(TO BE DONE): Collect each line containing "eating".

-- START OF RAW RECORDS --

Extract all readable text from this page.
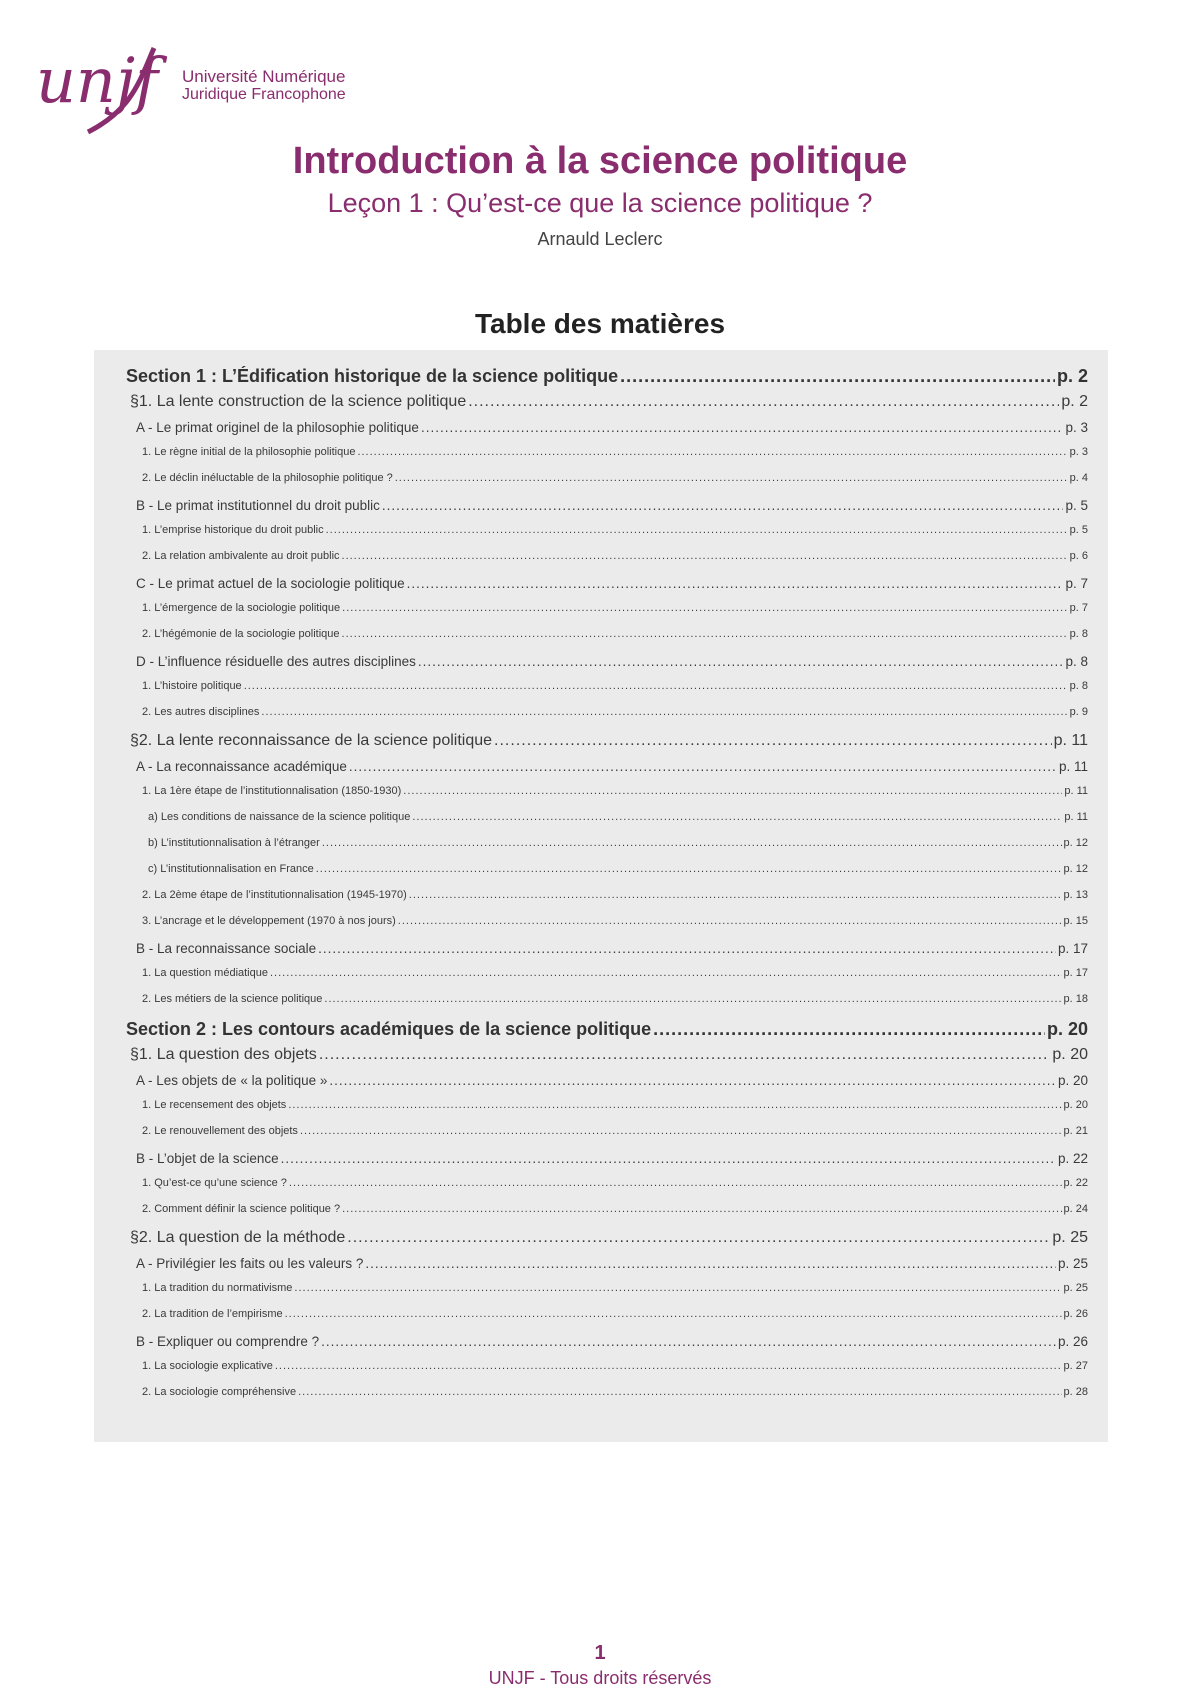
unjf	Université Numérique
Juridique Francophone
Introduction à la science politique
Leçon 1 : Qu’est-ce que la science politique ?
Arnauld Leclerc
Table des matières
Section 1 : L’Édification historique de la science politique .....	p. 2
§1. La lente construction de la science politique .....	p. 2
A - Le primat originel de la philosophie politique .....	p. 3
1. Le règne initial de la philosophie politique .....	p. 3
2. Le déclin inéluctable de la philosophie politique ? .....	p. 4
B - Le primat institutionnel du droit public .....	p. 5
1. L’emprise historique du droit public .....	p. 5
2. La relation ambivalente au droit public .....	p. 6
C - Le primat actuel de la sociologie politique .....	p. 7
1. L’émergence de la sociologie politique .....	p. 7
2. L’hégémonie de la sociologie politique .....	p. 8
D - L’influence résiduelle des autres disciplines .....	p. 8
1. L’histoire politique .....	p. 8
2. Les autres disciplines .....	p. 9
§2. La lente reconnaissance de la science politique .....	p. 11
A - La reconnaissance académique .....	p. 11
1. La 1ère étape de l’institutionnalisation (1850-1930) .....	p. 11
a) Les conditions de naissance de la science politique .....	p. 11
b) L’institutionnalisation à l’étranger .....	p. 12
c) L’institutionnalisation en France .....	p. 12
2. La 2ème étape de l’institutionnalisation (1945-1970) .....	p. 13
3. L’ancrage et le développement (1970 à nos jours) .....	p. 15
B - La reconnaissance sociale .....	p. 17
1. La question médiatique .....	p. 17
2. Les métiers de la science politique .....	p. 18
Section 2 : Les contours académiques de la science politique .....	p. 20
§1. La question des objets .....	p. 20
A - Les objets de « la politique » .....	p. 20
1. Le recensement des objets .....	p. 20
2. Le renouvellement des objets .....	p. 21
B - L’objet de la science .....	p. 22
1. Qu’est-ce qu’une science ? .....	p. 22
2. Comment définir la science politique ? .....	p. 24
§2. La question de la méthode .....	p. 25
A - Privilégier les faits ou les valeurs ? .....	p. 25
1. La tradition du normativisme .....	p. 25
2. La tradition de l’empirisme .....	p. 26
B - Expliquer ou comprendre ? .....	p. 26
1. La sociologie explicative .....	p. 27
2. La sociologie compréhensive .....	p. 28
1
UNJF - Tous droits réservés
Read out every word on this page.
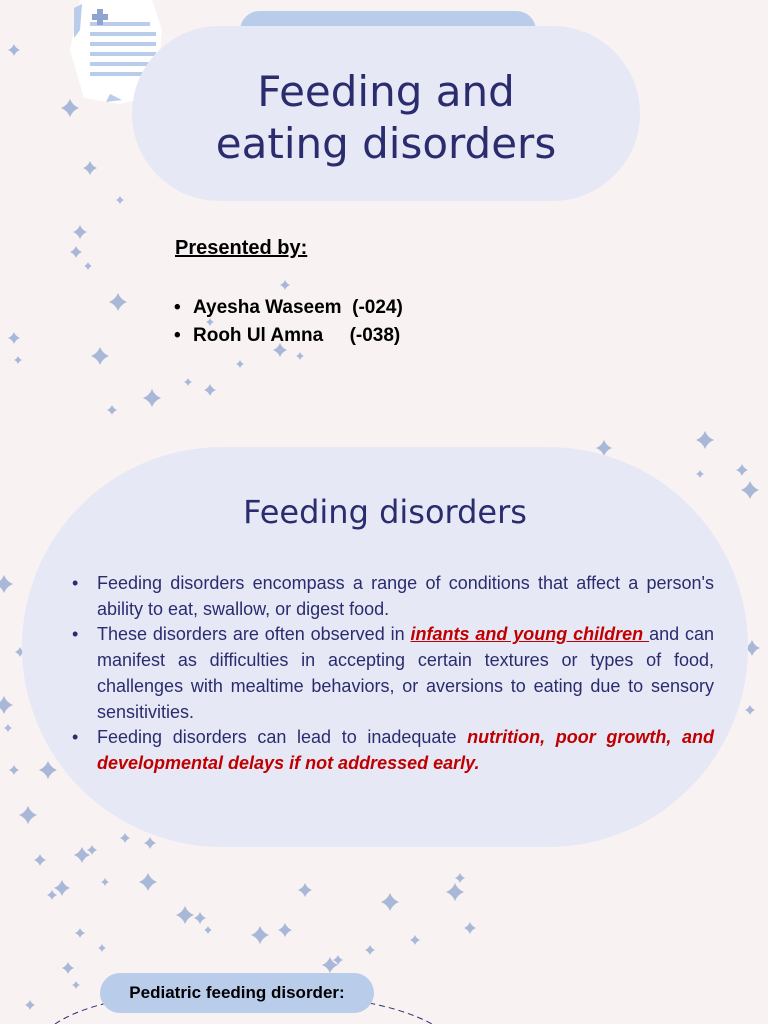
Feeding and
eating disorders

Presented by:

• Ayesha Waseem  (-024)
• Rooh Ul Amna     (-038)
Feeding disorders
• Feeding disorders encompass a range of conditions that affect a person's ability to eat, swallow, or digest food.
• These disorders are often observed in infants and young children and can manifest as difficulties in accepting certain textures or types of food, challenges with mealtime behaviors, or aversions to eating due to sensory sensitivities.
• Feeding disorders can lead to inadequate nutrition, poor growth, and developmental delays if not addressed early.
Pediatric feeding disorder:
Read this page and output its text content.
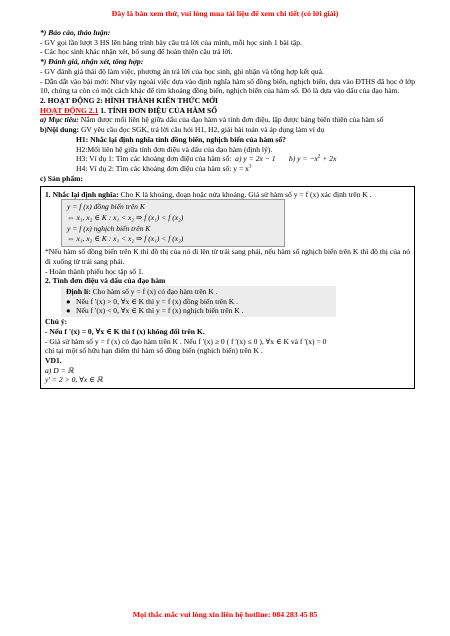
Đây là bản xem thử, vui lòng mua tài liệu để xem chi tiết (có lời giải)

*) Báo cáo, thảo luận:

- GV gọi lần lượt 3 HS lên bảng trình bày câu trả lời của mình, mỗi học sinh 1 bài tập.

- Các học sinh khác nhận xét, bổ sung để hoàn thiện câu trả lời.

*) Đánh giá, nhận xét, tổng hợp:

- GV đánh giá thái độ làm việc, phương án trả lời của học sinh, ghi nhận và tổng hợp kết quả.

- Dẫn dắt vào bài mới: Như vậy ngoài việc dựa vào định nghĩa hàm số đồng biến, nghịch biến, dựa vào ĐTHS đã học ở lớp 10, chúng ta còn có một cách khác để tìm khoảng đồng biến, nghịch biến của hàm số. Đó là dựa vào dấu của đạo hàm.

2. HOẠT ĐỘNG 2: HÌNH THÀNH KIẾN THỨC MỚI

HOẠT ĐỘNG 2.1 1. TÍNH ĐƠN ĐIỆU CỦA HÀM SỐ

a) Mục tiêu: Nắm được mối liên hệ giữa dấu của đạo hàm và tính đơn điệu, lập được bảng biến thiên của hàm số

b)Nội dung: GV yêu cầu đọc SGK, trả lời câu hỏi H1, H2, giải bài toán và áp dụng làm ví dụ

H1: Nhắc lại định nghĩa tính đồng biến, nghịch biến của hàm số?

H2:Mối liên hệ giữa tính đơn điệu và dấu của đạo hàm (định lý).

H3: Ví dụ 1: Tìm các khoảng đơn điệu của hàm số: a) y = 2x − 1 b) $y = -x^2 + 2x$

H4: Ví dụ 2: Tìm các khoảng đơn điệu của hàm số: $y = x^3$

c) Sản phẩm:

1. Nhắc lại định nghĩa: Cho K là khoảng, đoạn hoặc nửa khoảng. Giả sử hàm số y = f (x) xác định trên K .

y = f (x) đồng biến trên K

⇔ x₁, x₂ ∈ K : x₁ < x₂ ⇒ f (x₁) < f (x₂)

y = f (x) nghịch biến trên K

⇔ x₁, x₂ ∈ K : x₁ < x₂ ⇒ f (x₁) < f (x₂)

*Nếu hàm số đồng biến trên K thì đồ thị của nó đi lên từ trái sang phải, nếu hàm số nghịch biến trên K thì đồ thị của nó đi xuống từ trái sang phải.

- Hoàn thành phiếu học tập số 1.

2. Tính đơn điệu và dấu của đạo hàm

Định lí: Cho hàm số y = f (x) có đạo hàm trên K .

● Nếu f '(x) > 0, ∀x ∈ K thì y = f (x) đồng biến trên K .

● Nếu f '(x) < 0, ∀x ∈ K thì y = f (x) nghịch biến trên K .

Chú ý:

- Nếu f '(x) = 0, ∀x ∈ K thì f (x) không đổi trên K.

- Giả sử hàm số y = f (x) có đạo hàm trên K . Nếu f '(x) ≥ 0 ( f '(x) ≤ 0 ), ∀x ∈ K và f '(x) = 0

chỉ tại một số hữu hạn điểm thì hàm số đồng biến (nghịch biến) trên K .

VD1.

a) D = ℝ

y' = 2 > 0, ∀x ∈ ℝ

Mọi thắc mắc vui lòng xin liên hệ hotline: 084 283 45 85
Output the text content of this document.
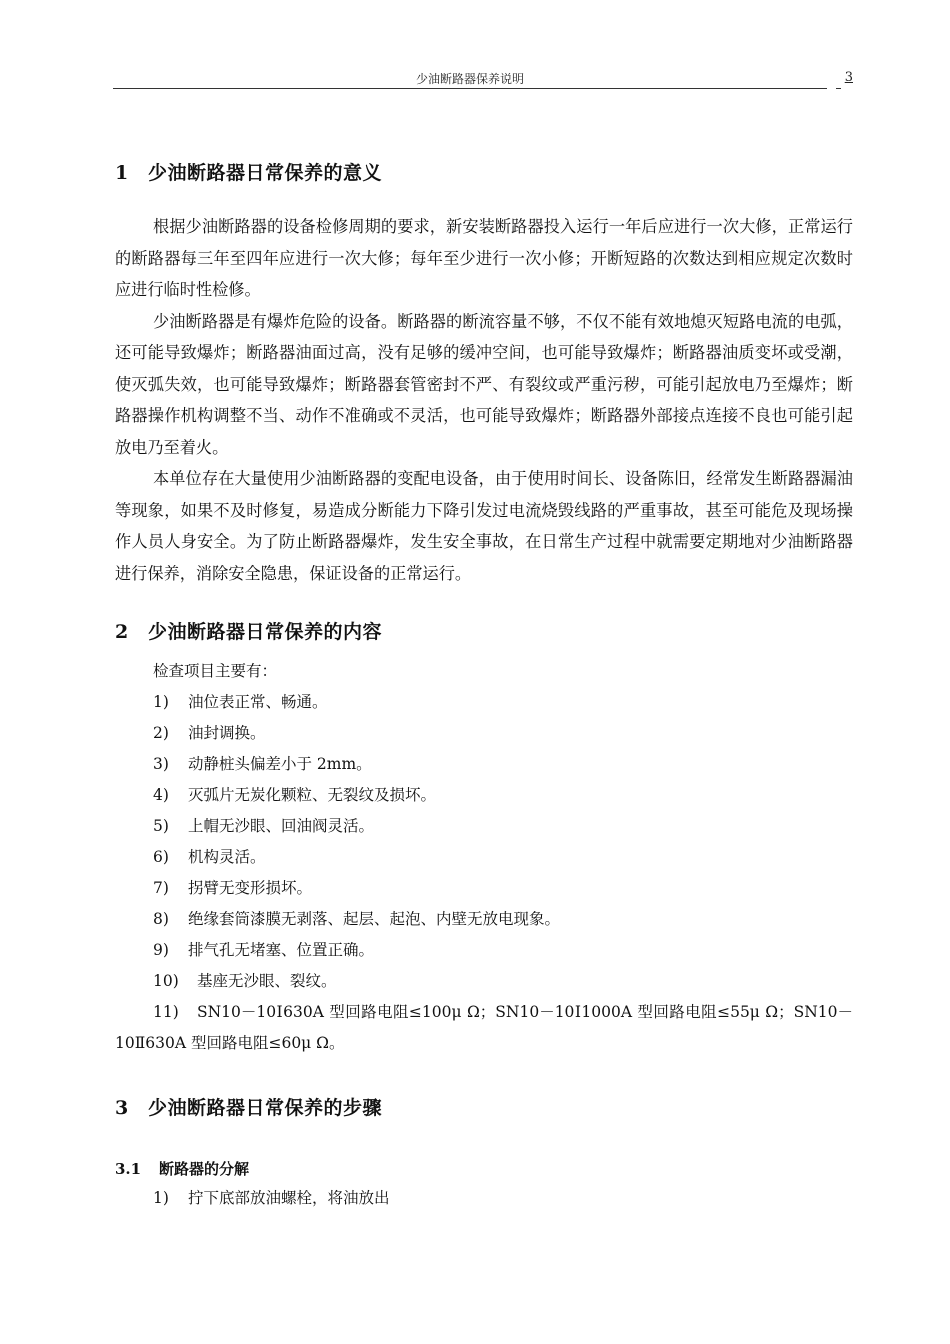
少油断路器保养说明	3
1	少油断路器日常保养的意义

根据少油断路器的设备检修周期的要求，新安装断路器投入运行一年后应进行一次大修，正常运行的断路器每三年至四年应进行一次大修；每年至少进行一次小修；开断短路的次数达到相应规定次数时应进行临时性检修。

少油断路器是有爆炸危险的设备。断路器的断流容量不够，不仅不能有效地熄灭短路电流的电弧，还可能导致爆炸；断路器油面过高，没有足够的缓冲空间，也可能导致爆炸；断路器油质变坏或受潮，使灭弧失效，也可能导致爆炸；断路器套管密封不严、有裂纹或严重污秽，可能引起放电乃至爆炸；断路器操作机构调整不当、动作不准确或不灵活，也可能导致爆炸；断路器外部接点连接不良也可能引起放电乃至着火。

本单位存在大量使用少油断路器的变配电设备，由于使用时间长、设备陈旧，经常发生断路器漏油等现象，如果不及时修复，易造成分断能力下降引发过电流烧毁线路的严重事故，甚至可能危及现场操作人员人身安全。为了防止断路器爆炸，发生安全事故，在日常生产过程中就需要定期地对少油断路器进行保养，消除安全隐患，保证设备的正常运行。

2	少油断路器日常保养的内容

检查项目主要有：

1)	油位表正常、畅通。
2)	油封调换。
3)	动静桩头偏差小于 2mm。
4)	灭弧片无炭化颗粒、无裂纹及损坏。
5)	上帽无沙眼、回油阀灵活。
6)	机构灵活。
7)	拐臂无变形损坏。
8)	绝缘套筒漆膜无剥落、起层、起泡、内壁无放电现象。
9)	排气孔无堵塞、位置正确。
10)	基座无沙眼、裂纹。
11) SN10－10Ⅰ630A 型回路电阻≤100μ Ω；SN10－10Ⅰ1000A 型回路电阻≤55μ Ω；SN10－10Ⅱ630A 型回路电阻≤60μ Ω。
3	少油断路器日常保养的步骤
3.1	断路器的分解
1)	拧下底部放油螺栓，将油放出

-- END OF RAW RECORDS --

(EXERCISE SOLUTION):
eating disorders
• These disorders are often observed in infants and young children and can manifest as difficulties in accepting certain textures or types of food, challenges with mealtime behaviors, or aversions to eating due to sensory sensitivities.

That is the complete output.